MATERIAL PROVIDED:
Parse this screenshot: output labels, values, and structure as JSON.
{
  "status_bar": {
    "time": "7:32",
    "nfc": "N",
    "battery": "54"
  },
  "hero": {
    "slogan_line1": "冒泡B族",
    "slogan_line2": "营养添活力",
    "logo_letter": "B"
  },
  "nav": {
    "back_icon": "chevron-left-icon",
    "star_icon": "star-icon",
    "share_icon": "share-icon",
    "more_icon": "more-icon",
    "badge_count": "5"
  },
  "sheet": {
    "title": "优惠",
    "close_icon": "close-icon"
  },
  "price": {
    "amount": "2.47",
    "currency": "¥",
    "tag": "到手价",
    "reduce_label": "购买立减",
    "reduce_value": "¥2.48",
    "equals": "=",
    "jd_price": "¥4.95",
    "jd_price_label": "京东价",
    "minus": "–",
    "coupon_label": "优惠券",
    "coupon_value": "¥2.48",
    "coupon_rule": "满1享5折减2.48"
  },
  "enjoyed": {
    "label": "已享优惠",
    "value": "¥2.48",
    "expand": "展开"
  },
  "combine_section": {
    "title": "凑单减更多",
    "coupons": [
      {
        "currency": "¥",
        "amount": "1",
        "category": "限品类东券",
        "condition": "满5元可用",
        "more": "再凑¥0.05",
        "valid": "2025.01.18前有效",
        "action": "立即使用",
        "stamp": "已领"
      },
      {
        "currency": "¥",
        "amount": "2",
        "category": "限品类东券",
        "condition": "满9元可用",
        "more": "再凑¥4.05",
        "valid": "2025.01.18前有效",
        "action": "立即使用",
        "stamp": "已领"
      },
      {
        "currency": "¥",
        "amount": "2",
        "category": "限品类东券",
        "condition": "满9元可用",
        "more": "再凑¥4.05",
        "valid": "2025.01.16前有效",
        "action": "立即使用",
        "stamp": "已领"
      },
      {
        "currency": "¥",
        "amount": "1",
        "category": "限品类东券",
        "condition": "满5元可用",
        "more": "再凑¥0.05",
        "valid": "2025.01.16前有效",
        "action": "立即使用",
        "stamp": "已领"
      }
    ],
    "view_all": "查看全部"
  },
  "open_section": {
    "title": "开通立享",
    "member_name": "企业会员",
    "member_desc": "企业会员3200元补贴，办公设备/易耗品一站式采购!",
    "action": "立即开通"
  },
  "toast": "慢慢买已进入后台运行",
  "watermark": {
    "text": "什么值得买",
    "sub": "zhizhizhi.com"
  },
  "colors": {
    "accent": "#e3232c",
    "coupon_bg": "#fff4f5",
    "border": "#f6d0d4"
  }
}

STATED GOAL:
Track down every line of the material containing the string "icon", and copy it.

THE ANSWER:
    "back_icon": "chevron-left-icon",
    "star_icon": "star-icon",
    "share_icon": "share-icon",
    "more_icon": "more-icon",
    "close_icon": "close-icon"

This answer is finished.